No images are to be carried over; print all other material exactly as it stands.

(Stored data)
• • •

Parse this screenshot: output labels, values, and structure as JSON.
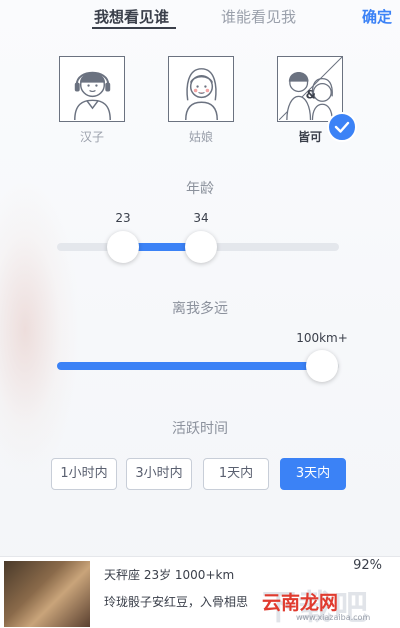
{
  "header": {
    "tab_active": "我想看见谁",
    "tab_inactive": "谁能看见我",
    "confirm_label": "确定"
  },
  "gender_options": [
    {
      "label": "汉子",
      "icon": "man-avatar-icon",
      "selected": false
    },
    {
      "label": "姑娘",
      "icon": "woman-avatar-icon",
      "selected": false
    },
    {
      "label": "皆可",
      "icon": "couple-avatar-icon",
      "selected": true
    }
  ],
  "age": {
    "title": "年龄",
    "min": 23,
    "max": 34,
    "min_label": "23",
    "max_label": "34"
  },
  "distance": {
    "title": "离我多远",
    "value_label": "100km+",
    "level": 1.0
  },
  "activity": {
    "title": "活跃时间",
    "options": [
      "1小时内",
      "3小时内",
      "1天内",
      "3天内"
    ],
    "selected": "3天内"
  },
  "card": {
    "line1": "天秤座 23岁 1000+km",
    "line2": "玲珑骰子安红豆，入骨相思",
    "percent": "92%"
  },
  "watermark": {
    "big": "下载吧",
    "brand": "云南龙网",
    "url": "www.xiazaiba.com"
  },
  "colors": {
    "accent": "#3b82f6",
    "text_dark": "#3a3f4a",
    "text_muted": "#9aa0ab",
    "track": "#e4e7ec",
    "brand_red": "#e03a2e"
  }
}
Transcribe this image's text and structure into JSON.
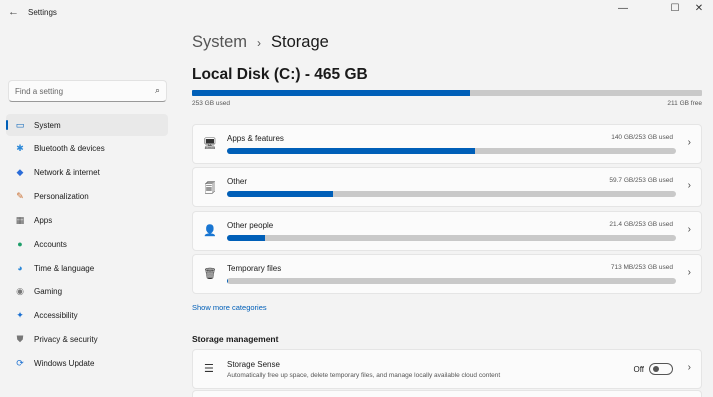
{
  "window": {
    "title": "Settings",
    "back_icon": "←",
    "minimize_icon": "—",
    "maximize_icon": "☐",
    "close_icon": "✕"
  },
  "sidebar": {
    "search": {
      "placeholder": "Find a setting",
      "icon": "⌕"
    },
    "items": [
      {
        "label": "System",
        "icon": "▭",
        "color": "#005fb8",
        "active": true
      },
      {
        "label": "Bluetooth & devices",
        "icon": "✱",
        "color": "#2b88d8"
      },
      {
        "label": "Network & internet",
        "icon": "◆",
        "color": "#2b6cd8"
      },
      {
        "label": "Personalization",
        "icon": "✎",
        "color": "#c96b2b"
      },
      {
        "label": "Apps",
        "icon": "▦",
        "color": "#555555"
      },
      {
        "label": "Accounts",
        "icon": "●",
        "color": "#1e9e6a"
      },
      {
        "label": "Time & language",
        "icon": "◕",
        "color": "#2b88d8"
      },
      {
        "label": "Gaming",
        "icon": "◉",
        "color": "#777777"
      },
      {
        "label": "Accessibility",
        "icon": "✦",
        "color": "#1a6fd1"
      },
      {
        "label": "Privacy & security",
        "icon": "⛊",
        "color": "#777777"
      },
      {
        "label": "Windows Update",
        "icon": "⟳",
        "color": "#1a6fd1"
      }
    ]
  },
  "breadcrumb": {
    "parent": "System",
    "separator": "›",
    "current": "Storage"
  },
  "disk": {
    "title": "Local Disk (C:) - 465 GB",
    "used_label": "253 GB used",
    "free_label": "211 GB free",
    "used_fraction": 0.545
  },
  "categories": [
    {
      "label": "Apps & features",
      "size": "140 GB/253 GB used",
      "fraction": 0.553,
      "icon": "🖥"
    },
    {
      "label": "Other",
      "size": "59.7 GB/253 GB used",
      "fraction": 0.236,
      "icon": "🗐"
    },
    {
      "label": "Other people",
      "size": "21.4 GB/253 GB used",
      "fraction": 0.085,
      "icon": "👤"
    },
    {
      "label": "Temporary files",
      "size": "713 MB/253 GB used",
      "fraction": 0.003,
      "icon": "🗑"
    }
  ],
  "show_more": "Show more categories",
  "storage_management": {
    "heading": "Storage management",
    "storage_sense": {
      "title": "Storage Sense",
      "description": "Automatically free up space, delete temporary files, and manage locally available cloud content",
      "toggle_label": "Off",
      "icon": "☰"
    }
  },
  "chevron_icon": "›",
  "colors": {
    "accent": "#005fb8",
    "track": "#c9c9c9"
  }
}
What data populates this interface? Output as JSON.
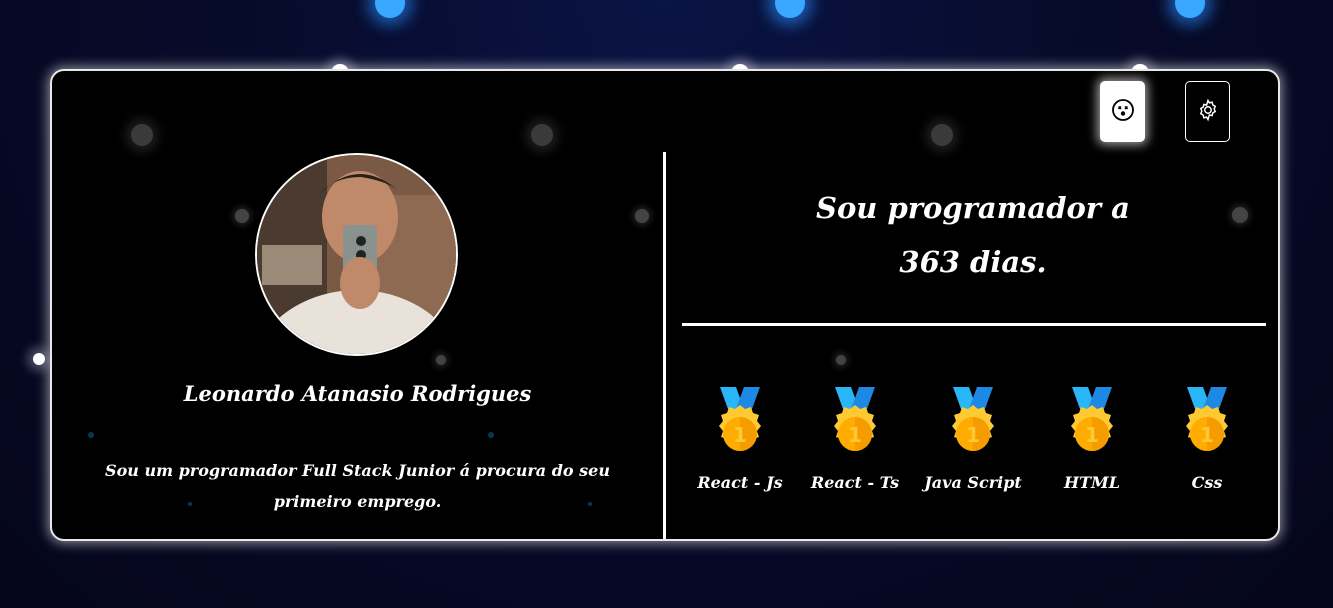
{
  "profile": {
    "name": "Leonardo Atanasio Rodrigues",
    "bio": "Sou um programador Full Stack Junior á procura do seu primeiro emprego."
  },
  "stats": {
    "line1": "Sou programador a",
    "line2": "363 dias."
  },
  "skills": [
    {
      "label": "React - Js",
      "icon": "gold-medal-icon"
    },
    {
      "label": "React - Ts",
      "icon": "gold-medal-icon"
    },
    {
      "label": "Java Script",
      "icon": "gold-medal-icon"
    },
    {
      "label": "HTML",
      "icon": "gold-medal-icon"
    },
    {
      "label": "Css",
      "icon": "gold-medal-icon"
    }
  ],
  "toolbar": {
    "theme_icon": "dizzy-face-icon",
    "settings_icon": "gear-icon"
  },
  "colors": {
    "card_background": "#000000",
    "page_background": "#070b2a",
    "glow_blue": "#3aa8ff",
    "medal_gold": "#ffc933",
    "ribbon_blue": "#1e88e5"
  }
}
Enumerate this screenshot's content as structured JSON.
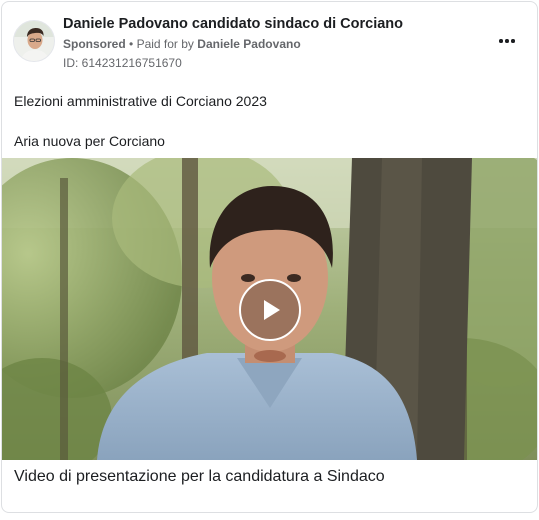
{
  "post": {
    "page_name": "Daniele Padovano candidato sindaco di Corciano",
    "sponsored_label": "Sponsored",
    "separator": "•",
    "paid_for_prefix": "Paid for by",
    "paid_for_by": "Daniele Padovano",
    "ad_id": "ID: 614231216751670",
    "more_icon": "more-horizontal-icon",
    "body_lines": [
      "Elezioni amministrative di Corciano 2023",
      "Aria nuova per Corciano"
    ]
  },
  "media": {
    "type": "video",
    "play_icon": "play-icon",
    "caption": "Video di presentazione per la candidatura a Sindaco"
  },
  "colors": {
    "text_primary": "#1c1e21",
    "text_secondary": "#65676b",
    "border": "#dddfe2",
    "play_overlay": "#ffffff"
  }
}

• • •

● The reply:
Parse this screenshot: output labels, values, and structure as JSON.
{
  "header": {
    "tab_active": "我想看见谁",
    "tab_inactive": "谁能看见我",
    "confirm_label": "确定"
  },
  "gender_options": [
    {
      "label": "汉子",
      "icon": "man-avatar-icon",
      "selected": false
    },
    {
      "label": "姑娘",
      "icon": "woman-avatar-icon",
      "selected": false
    },
    {
      "label": "皆可",
      "icon": "couple-avatar-icon",
      "selected": true
    }
  ],
  "age": {
    "title": "年龄",
    "min": 23,
    "max": 34,
    "min_label": "23",
    "max_label": "34"
  },
  "distance": {
    "title": "离我多远",
    "value_label": "100km+",
    "level": 1.0
  },
  "activity": {
    "title": "活跃时间",
    "options": [
      "1小时内",
      "3小时内",
      "1天内",
      "3天内"
    ],
    "selected": "3天内"
  },
  "card": {
    "line1": "天秤座 23岁 1000+km",
    "line2": "玲珑骰子安红豆，入骨相思",
    "percent": "92%"
  },
  "watermark": {
    "big": "下载吧",
    "brand": "云南龙网",
    "url": "www.xiazaiba.com"
  },
  "colors": {
    "accent": "#3b82f6",
    "text_dark": "#3a3f4a",
    "text_muted": "#9aa0ab",
    "track": "#e4e7ec",
    "brand_red": "#e03a2e"
  }
}
Transcribe this image's text and structure into JSON.
{
  "window": {
    "title": "Settings",
    "back_icon": "←",
    "minimize_icon": "—",
    "maximize_icon": "☐",
    "close_icon": "✕"
  },
  "sidebar": {
    "search": {
      "placeholder": "Find a setting",
      "icon": "⌕"
    },
    "items": [
      {
        "label": "System",
        "icon": "▭",
        "color": "#005fb8",
        "active": true
      },
      {
        "label": "Bluetooth & devices",
        "icon": "✱",
        "color": "#2b88d8"
      },
      {
        "label": "Network & internet",
        "icon": "◆",
        "color": "#2b6cd8"
      },
      {
        "label": "Personalization",
        "icon": "✎",
        "color": "#c96b2b"
      },
      {
        "label": "Apps",
        "icon": "▦",
        "color": "#555555"
      },
      {
        "label": "Accounts",
        "icon": "●",
        "color": "#1e9e6a"
      },
      {
        "label": "Time & language",
        "icon": "◕",
        "color": "#2b88d8"
      },
      {
        "label": "Gaming",
        "icon": "◉",
        "color": "#777777"
      },
      {
        "label": "Accessibility",
        "icon": "✦",
        "color": "#1a6fd1"
      },
      {
        "label": "Privacy & security",
        "icon": "⛊",
        "color": "#777777"
      },
      {
        "label": "Windows Update",
        "icon": "⟳",
        "color": "#1a6fd1"
      }
    ]
  },
  "breadcrumb": {
    "parent": "System",
    "separator": "›",
    "current": "Storage"
  },
  "disk": {
    "title": "Local Disk (C:) - 465 GB",
    "used_label": "253 GB used",
    "free_label": "211 GB free",
    "used_fraction": 0.545
  },
  "categories": [
    {
      "label": "Apps & features",
      "size": "140 GB/253 GB used",
      "fraction": 0.553,
      "icon": "🖥"
    },
    {
      "label": "Other",
      "size": "59.7 GB/253 GB used",
      "fraction": 0.236,
      "icon": "🗐"
    },
    {
      "label": "Other people",
      "size": "21.4 GB/253 GB used",
      "fraction": 0.085,
      "icon": "👤"
    },
    {
      "label": "Temporary files",
      "size": "713 MB/253 GB used",
      "fraction": 0.003,
      "icon": "🗑"
    }
  ],
  "show_more": "Show more categories",
  "storage_management": {
    "heading": "Storage management",
    "storage_sense": {
      "title": "Storage Sense",
      "description": "Automatically free up space, delete temporary files, and manage locally available cloud content",
      "toggle_label": "Off",
      "icon": "☰"
    }
  },
  "chevron_icon": "›",
  "colors": {
    "accent": "#005fb8",
    "track": "#c9c9c9"
  }
}
What data populates this interface? Output as JSON.
{
  "profile": {
    "name": "Leonardo Atanasio Rodrigues",
    "bio": "Sou um programador Full Stack Junior á procura do seu primeiro emprego."
  },
  "stats": {
    "line1": "Sou programador a",
    "line2": "363 dias."
  },
  "skills": [
    {
      "label": "React - Js",
      "icon": "gold-medal-icon"
    },
    {
      "label": "React - Ts",
      "icon": "gold-medal-icon"
    },
    {
      "label": "Java Script",
      "icon": "gold-medal-icon"
    },
    {
      "label": "HTML",
      "icon": "gold-medal-icon"
    },
    {
      "label": "Css",
      "icon": "gold-medal-icon"
    }
  ],
  "toolbar": {
    "theme_icon": "dizzy-face-icon",
    "settings_icon": "gear-icon"
  },
  "colors": {
    "card_background": "#000000",
    "page_background": "#070b2a",
    "glow_blue": "#3aa8ff",
    "medal_gold": "#ffc933",
    "ribbon_blue": "#1e88e5"
  }
}
Enumerate this screenshot's content as structured JSON.
{
  "post": {
    "page_name": "Daniele Padovano candidato sindaco di Corciano",
    "sponsored_label": "Sponsored",
    "separator": "•",
    "paid_for_prefix": "Paid for by",
    "paid_for_by": "Daniele Padovano",
    "ad_id": "ID: 614231216751670",
    "more_icon": "more-horizontal-icon",
    "body_lines": [
      "Elezioni amministrative di Corciano 2023",
      "Aria nuova per Corciano"
    ]
  },
  "media": {
    "type": "video",
    "play_icon": "play-icon",
    "caption": "Video di presentazione per la candidatura a Sindaco"
  },
  "colors": {
    "text_primary": "#1c1e21",
    "text_secondary": "#65676b",
    "border": "#dddfe2",
    "play_overlay": "#ffffff"
  }
}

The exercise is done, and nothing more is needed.